**Work to be completed:**
Wherever "BBTU" appears in a line, list that line.

**Material:**
----------------------------------------

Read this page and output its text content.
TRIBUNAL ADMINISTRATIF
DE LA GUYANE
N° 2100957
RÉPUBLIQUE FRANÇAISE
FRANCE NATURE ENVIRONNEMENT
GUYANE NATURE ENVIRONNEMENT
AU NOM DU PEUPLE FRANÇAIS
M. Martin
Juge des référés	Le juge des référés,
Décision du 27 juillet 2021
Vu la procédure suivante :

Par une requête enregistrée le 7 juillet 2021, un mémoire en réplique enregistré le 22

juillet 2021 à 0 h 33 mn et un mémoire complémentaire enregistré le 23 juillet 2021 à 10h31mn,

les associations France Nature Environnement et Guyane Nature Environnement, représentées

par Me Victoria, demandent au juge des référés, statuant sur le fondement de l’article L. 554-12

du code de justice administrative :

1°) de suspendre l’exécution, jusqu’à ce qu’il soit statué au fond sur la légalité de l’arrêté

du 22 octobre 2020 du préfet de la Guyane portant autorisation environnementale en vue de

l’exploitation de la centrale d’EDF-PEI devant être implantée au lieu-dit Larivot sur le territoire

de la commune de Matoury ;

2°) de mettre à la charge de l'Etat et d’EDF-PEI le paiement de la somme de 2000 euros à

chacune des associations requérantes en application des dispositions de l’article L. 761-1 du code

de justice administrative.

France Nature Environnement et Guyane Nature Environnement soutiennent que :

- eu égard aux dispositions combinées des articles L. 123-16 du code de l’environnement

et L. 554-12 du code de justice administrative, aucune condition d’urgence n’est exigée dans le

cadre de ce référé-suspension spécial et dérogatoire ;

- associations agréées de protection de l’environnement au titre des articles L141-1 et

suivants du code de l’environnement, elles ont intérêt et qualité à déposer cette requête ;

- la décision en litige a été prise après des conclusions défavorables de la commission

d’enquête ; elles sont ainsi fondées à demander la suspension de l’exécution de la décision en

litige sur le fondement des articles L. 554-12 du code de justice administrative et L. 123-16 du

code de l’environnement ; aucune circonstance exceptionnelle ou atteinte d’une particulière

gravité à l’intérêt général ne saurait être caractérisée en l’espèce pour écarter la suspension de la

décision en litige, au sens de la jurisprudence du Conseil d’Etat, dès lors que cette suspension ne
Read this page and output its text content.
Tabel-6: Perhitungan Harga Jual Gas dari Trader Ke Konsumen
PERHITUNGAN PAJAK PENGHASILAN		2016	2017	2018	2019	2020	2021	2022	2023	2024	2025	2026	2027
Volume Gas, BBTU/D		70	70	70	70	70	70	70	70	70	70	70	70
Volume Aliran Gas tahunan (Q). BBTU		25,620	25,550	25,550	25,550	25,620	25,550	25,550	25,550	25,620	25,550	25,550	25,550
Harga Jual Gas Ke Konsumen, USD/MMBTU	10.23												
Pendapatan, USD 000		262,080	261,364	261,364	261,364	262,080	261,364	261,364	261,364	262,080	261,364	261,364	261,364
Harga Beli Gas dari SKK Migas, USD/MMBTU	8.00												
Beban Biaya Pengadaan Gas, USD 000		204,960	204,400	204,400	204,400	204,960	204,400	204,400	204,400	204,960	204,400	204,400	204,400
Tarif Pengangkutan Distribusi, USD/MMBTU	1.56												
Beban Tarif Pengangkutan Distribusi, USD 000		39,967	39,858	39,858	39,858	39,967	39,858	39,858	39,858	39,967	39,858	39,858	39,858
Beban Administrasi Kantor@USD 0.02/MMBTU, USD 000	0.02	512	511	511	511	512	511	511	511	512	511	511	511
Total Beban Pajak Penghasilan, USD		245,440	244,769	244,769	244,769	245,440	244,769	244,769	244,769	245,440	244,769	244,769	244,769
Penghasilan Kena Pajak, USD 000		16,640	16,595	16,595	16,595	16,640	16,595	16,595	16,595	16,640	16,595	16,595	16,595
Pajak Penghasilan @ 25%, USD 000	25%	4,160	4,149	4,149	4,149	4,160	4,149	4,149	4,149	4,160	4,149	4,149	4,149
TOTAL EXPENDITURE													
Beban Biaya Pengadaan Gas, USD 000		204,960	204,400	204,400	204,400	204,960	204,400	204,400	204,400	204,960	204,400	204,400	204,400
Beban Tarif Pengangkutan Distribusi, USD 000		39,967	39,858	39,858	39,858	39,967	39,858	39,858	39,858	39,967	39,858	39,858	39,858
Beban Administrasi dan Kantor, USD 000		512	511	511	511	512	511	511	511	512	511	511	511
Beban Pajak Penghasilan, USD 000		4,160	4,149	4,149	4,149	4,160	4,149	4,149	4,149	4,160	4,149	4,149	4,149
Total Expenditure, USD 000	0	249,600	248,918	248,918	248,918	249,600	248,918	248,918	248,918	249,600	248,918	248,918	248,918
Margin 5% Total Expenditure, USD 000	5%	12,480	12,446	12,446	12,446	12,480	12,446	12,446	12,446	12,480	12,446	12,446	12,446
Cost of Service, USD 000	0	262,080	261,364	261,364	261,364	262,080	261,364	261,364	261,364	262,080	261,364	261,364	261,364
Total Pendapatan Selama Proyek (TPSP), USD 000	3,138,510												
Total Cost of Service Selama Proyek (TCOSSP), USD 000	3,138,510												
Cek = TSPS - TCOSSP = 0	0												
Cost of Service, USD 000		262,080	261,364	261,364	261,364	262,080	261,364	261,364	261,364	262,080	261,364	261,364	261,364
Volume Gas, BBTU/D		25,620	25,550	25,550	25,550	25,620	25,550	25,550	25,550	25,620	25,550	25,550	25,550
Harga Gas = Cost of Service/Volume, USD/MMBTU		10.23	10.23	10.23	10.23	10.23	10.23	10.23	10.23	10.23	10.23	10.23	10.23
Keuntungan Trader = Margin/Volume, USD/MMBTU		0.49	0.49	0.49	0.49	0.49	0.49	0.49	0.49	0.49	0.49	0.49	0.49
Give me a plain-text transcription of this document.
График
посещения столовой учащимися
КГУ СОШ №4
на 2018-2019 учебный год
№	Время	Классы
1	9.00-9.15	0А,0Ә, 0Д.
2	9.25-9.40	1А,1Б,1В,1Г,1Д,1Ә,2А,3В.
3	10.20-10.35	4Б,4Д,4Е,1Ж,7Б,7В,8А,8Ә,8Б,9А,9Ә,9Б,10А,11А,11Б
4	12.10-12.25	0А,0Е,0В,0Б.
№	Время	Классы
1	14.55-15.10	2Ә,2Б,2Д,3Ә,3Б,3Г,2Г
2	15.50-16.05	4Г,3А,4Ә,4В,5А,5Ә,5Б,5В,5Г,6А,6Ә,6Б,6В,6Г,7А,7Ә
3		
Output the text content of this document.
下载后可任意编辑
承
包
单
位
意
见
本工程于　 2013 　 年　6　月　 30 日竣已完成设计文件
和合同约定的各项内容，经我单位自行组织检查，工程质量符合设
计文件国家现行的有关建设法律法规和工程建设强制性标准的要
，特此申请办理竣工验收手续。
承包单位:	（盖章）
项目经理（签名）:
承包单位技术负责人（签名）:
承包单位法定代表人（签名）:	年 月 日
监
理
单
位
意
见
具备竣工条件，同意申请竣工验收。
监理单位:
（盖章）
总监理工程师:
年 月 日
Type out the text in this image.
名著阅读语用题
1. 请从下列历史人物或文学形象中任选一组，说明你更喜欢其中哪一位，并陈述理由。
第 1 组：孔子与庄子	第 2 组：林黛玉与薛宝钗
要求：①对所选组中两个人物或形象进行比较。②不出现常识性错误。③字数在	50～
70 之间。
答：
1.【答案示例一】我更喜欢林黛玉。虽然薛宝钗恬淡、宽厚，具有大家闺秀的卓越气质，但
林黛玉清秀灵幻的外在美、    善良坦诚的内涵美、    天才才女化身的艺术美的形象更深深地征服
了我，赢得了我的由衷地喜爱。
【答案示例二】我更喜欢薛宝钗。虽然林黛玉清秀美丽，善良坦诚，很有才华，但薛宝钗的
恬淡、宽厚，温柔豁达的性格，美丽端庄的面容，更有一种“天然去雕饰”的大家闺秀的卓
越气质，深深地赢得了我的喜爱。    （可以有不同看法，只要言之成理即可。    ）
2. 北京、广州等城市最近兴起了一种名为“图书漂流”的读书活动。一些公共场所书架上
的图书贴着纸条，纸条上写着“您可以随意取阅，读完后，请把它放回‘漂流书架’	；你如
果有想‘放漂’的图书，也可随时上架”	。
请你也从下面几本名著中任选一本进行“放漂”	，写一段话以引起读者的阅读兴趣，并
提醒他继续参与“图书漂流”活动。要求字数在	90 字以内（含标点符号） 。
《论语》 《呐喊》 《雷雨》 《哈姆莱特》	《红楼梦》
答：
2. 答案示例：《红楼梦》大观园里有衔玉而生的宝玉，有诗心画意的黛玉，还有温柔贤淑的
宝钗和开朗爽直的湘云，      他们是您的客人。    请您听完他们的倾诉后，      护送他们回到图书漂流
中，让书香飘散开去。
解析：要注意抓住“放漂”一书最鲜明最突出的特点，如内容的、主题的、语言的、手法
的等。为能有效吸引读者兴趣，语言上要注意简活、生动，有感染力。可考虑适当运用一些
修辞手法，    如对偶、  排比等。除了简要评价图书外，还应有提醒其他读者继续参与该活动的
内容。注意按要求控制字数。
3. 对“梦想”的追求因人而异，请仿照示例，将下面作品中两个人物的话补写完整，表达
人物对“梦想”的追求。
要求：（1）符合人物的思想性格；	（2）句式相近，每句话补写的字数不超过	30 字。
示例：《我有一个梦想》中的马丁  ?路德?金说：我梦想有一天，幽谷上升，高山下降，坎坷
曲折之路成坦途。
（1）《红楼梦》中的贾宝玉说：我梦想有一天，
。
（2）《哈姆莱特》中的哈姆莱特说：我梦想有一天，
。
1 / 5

----------------------------------------

**Written solution:**
Volume Gas, BBTU/D		70	70	70	70	70	70	70	70	70	70	70	70
Volume Aliran Gas tahunan (Q). BBTU		25,620	25,550	25,550	25,550	25,620	25,550	25,550	25,550	25,620	25,550	25,550	25,550
Volume Gas, BBTU/D		25,620	25,550	25,550	25,550	25,620	25,550	25,550	25,550	25,620	25,550	25,550	25,550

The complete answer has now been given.